> [Stored entries]:
————

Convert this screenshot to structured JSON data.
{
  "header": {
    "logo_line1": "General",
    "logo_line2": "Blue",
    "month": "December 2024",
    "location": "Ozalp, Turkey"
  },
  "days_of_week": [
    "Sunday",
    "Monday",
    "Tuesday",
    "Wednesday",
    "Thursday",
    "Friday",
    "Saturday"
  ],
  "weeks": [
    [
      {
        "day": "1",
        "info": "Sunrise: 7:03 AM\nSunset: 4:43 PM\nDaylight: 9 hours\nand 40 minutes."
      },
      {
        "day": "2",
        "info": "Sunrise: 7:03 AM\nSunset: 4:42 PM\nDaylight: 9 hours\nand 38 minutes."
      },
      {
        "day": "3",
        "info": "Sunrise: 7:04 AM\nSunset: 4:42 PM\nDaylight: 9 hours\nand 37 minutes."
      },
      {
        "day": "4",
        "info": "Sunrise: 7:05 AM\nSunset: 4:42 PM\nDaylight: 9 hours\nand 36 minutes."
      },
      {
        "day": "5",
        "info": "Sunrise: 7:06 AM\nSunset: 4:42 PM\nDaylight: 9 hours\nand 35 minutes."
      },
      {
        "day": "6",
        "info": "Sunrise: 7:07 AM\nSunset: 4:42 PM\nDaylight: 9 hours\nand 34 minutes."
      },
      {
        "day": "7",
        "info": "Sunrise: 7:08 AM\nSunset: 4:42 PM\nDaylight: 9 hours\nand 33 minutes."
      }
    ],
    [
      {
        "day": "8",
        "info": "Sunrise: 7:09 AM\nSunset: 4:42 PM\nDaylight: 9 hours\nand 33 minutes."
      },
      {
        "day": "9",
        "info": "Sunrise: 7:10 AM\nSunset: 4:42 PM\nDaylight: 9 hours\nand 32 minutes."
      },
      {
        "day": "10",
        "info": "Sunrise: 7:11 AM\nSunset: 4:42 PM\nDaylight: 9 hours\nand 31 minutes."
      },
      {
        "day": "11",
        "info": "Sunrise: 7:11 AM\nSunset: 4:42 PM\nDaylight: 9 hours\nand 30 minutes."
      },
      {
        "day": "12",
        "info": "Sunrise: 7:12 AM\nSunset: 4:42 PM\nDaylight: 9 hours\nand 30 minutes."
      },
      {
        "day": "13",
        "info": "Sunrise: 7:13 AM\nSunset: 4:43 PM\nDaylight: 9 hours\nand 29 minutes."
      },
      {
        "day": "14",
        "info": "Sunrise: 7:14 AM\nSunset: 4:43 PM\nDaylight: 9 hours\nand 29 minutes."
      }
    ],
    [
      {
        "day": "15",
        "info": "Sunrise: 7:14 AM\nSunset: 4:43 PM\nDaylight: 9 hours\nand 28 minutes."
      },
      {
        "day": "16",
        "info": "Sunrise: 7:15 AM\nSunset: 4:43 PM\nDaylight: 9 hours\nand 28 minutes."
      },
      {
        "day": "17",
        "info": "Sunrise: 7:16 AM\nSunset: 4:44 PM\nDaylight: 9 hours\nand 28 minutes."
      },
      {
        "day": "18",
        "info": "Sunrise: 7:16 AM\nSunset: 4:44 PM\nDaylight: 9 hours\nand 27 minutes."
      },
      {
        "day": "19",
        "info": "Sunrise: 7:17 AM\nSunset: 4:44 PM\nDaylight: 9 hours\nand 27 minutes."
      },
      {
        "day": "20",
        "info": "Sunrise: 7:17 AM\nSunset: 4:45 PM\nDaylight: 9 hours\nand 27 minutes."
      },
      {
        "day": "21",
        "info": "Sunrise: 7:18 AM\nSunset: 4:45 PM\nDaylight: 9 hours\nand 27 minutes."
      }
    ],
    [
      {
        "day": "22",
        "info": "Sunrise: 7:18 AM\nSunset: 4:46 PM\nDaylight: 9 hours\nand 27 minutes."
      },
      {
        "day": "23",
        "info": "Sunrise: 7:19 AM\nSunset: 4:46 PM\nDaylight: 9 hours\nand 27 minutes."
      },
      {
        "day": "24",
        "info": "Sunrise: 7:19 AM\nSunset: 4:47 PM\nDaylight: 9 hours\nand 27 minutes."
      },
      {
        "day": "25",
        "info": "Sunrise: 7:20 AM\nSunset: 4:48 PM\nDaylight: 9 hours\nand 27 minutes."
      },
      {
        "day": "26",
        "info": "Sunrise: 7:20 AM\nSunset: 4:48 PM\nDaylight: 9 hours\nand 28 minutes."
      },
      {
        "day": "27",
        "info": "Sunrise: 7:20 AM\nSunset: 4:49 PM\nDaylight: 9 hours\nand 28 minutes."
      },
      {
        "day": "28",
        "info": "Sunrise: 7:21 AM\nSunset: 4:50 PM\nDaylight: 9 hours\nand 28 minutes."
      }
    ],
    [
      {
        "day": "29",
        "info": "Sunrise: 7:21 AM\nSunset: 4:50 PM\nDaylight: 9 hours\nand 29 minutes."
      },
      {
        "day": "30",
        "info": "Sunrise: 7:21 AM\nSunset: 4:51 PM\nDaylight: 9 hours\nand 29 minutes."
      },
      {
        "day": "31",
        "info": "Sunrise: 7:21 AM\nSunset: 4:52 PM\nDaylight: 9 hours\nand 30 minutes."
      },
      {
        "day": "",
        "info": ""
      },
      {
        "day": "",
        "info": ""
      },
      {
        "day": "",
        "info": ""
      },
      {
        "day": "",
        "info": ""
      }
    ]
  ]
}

————

> [Short problem]:
Every record above needs to be repeated word for word.

> [Answer to this exercise]:
Convert this screenshot to structured JSON data.
{
  "header": {
    "logo_line1": "General",
    "logo_line2": "Blue",
    "month": "December 2024",
    "location": "Ozalp, Turkey"
  },
  "days_of_week": [
    "Sunday",
    "Monday",
    "Tuesday",
    "Wednesday",
    "Thursday",
    "Friday",
    "Saturday"
  ],
  "weeks": [
    [
      {
        "day": "1",
        "info": "Sunrise: 7:03 AM\nSunset: 4:43 PM\nDaylight: 9 hours\nand 40 minutes."
      },
      {
        "day": "2",
        "info": "Sunrise: 7:03 AM\nSunset: 4:42 PM\nDaylight: 9 hours\nand 38 minutes."
      },
      {
        "day": "3",
        "info": "Sunrise: 7:04 AM\nSunset: 4:42 PM\nDaylight: 9 hours\nand 37 minutes."
      },
      {
        "day": "4",
        "info": "Sunrise: 7:05 AM\nSunset: 4:42 PM\nDaylight: 9 hours\nand 36 minutes."
      },
      {
        "day": "5",
        "info": "Sunrise: 7:06 AM\nSunset: 4:42 PM\nDaylight: 9 hours\nand 35 minutes."
      },
      {
        "day": "6",
        "info": "Sunrise: 7:07 AM\nSunset: 4:42 PM\nDaylight: 9 hours\nand 34 minutes."
      },
      {
        "day": "7",
        "info": "Sunrise: 7:08 AM\nSunset: 4:42 PM\nDaylight: 9 hours\nand 33 minutes."
      }
    ],
    [
      {
        "day": "8",
        "info": "Sunrise: 7:09 AM\nSunset: 4:42 PM\nDaylight: 9 hours\nand 33 minutes."
      },
      {
        "day": "9",
        "info": "Sunrise: 7:10 AM\nSunset: 4:42 PM\nDaylight: 9 hours\nand 32 minutes."
      },
      {
        "day": "10",
        "info": "Sunrise: 7:11 AM\nSunset: 4:42 PM\nDaylight: 9 hours\nand 31 minutes."
      },
      {
        "day": "11",
        "info": "Sunrise: 7:11 AM\nSunset: 4:42 PM\nDaylight: 9 hours\nand 30 minutes."
      },
      {
        "day": "12",
        "info": "Sunrise: 7:12 AM\nSunset: 4:42 PM\nDaylight: 9 hours\nand 30 minutes."
      },
      {
        "day": "13",
        "info": "Sunrise: 7:13 AM\nSunset: 4:43 PM\nDaylight: 9 hours\nand 29 minutes."
      },
      {
        "day": "14",
        "info": "Sunrise: 7:14 AM\nSunset: 4:43 PM\nDaylight: 9 hours\nand 29 minutes."
      }
    ],
    [
      {
        "day": "15",
        "info": "Sunrise: 7:14 AM\nSunset: 4:43 PM\nDaylight: 9 hours\nand 28 minutes."
      },
      {
        "day": "16",
        "info": "Sunrise: 7:15 AM\nSunset: 4:43 PM\nDaylight: 9 hours\nand 28 minutes."
      },
      {
        "day": "17",
        "info": "Sunrise: 7:16 AM\nSunset: 4:44 PM\nDaylight: 9 hours\nand 28 minutes."
      },
      {
        "day": "18",
        "info": "Sunrise: 7:16 AM\nSunset: 4:44 PM\nDaylight: 9 hours\nand 27 minutes."
      },
      {
        "day": "19",
        "info": "Sunrise: 7:17 AM\nSunset: 4:44 PM\nDaylight: 9 hours\nand 27 minutes."
      },
      {
        "day": "20",
        "info": "Sunrise: 7:17 AM\nSunset: 4:45 PM\nDaylight: 9 hours\nand 27 minutes."
      },
      {
        "day": "21",
        "info": "Sunrise: 7:18 AM\nSunset: 4:45 PM\nDaylight: 9 hours\nand 27 minutes."
      }
    ],
    [
      {
        "day": "22",
        "info": "Sunrise: 7:18 AM\nSunset: 4:46 PM\nDaylight: 9 hours\nand 27 minutes."
      },
      {
        "day": "23",
        "info": "Sunrise: 7:19 AM\nSunset: 4:46 PM\nDaylight: 9 hours\nand 27 minutes."
      },
      {
        "day": "24",
        "info": "Sunrise: 7:19 AM\nSunset: 4:47 PM\nDaylight: 9 hours\nand 27 minutes."
      },
      {
        "day": "25",
        "info": "Sunrise: 7:20 AM\nSunset: 4:48 PM\nDaylight: 9 hours\nand 27 minutes."
      },
      {
        "day": "26",
        "info": "Sunrise: 7:20 AM\nSunset: 4:48 PM\nDaylight: 9 hours\nand 28 minutes."
      },
      {
        "day": "27",
        "info": "Sunrise: 7:20 AM\nSunset: 4:49 PM\nDaylight: 9 hours\nand 28 minutes."
      },
      {
        "day": "28",
        "info": "Sunrise: 7:21 AM\nSunset: 4:50 PM\nDaylight: 9 hours\nand 28 minutes."
      }
    ],
    [
      {
        "day": "29",
        "info": "Sunrise: 7:21 AM\nSunset: 4:50 PM\nDaylight: 9 hours\nand 29 minutes."
      },
      {
        "day": "30",
        "info": "Sunrise: 7:21 AM\nSunset: 4:51 PM\nDaylight: 9 hours\nand 29 minutes."
      },
      {
        "day": "31",
        "info": "Sunrise: 7:21 AM\nSunset: 4:52 PM\nDaylight: 9 hours\nand 30 minutes."
      },
      {
        "day": "",
        "info": ""
      },
      {
        "day": "",
        "info": ""
      },
      {
        "day": "",
        "info": ""
      },
      {
        "day": "",
        "info": ""
      }
    ]
  ]
}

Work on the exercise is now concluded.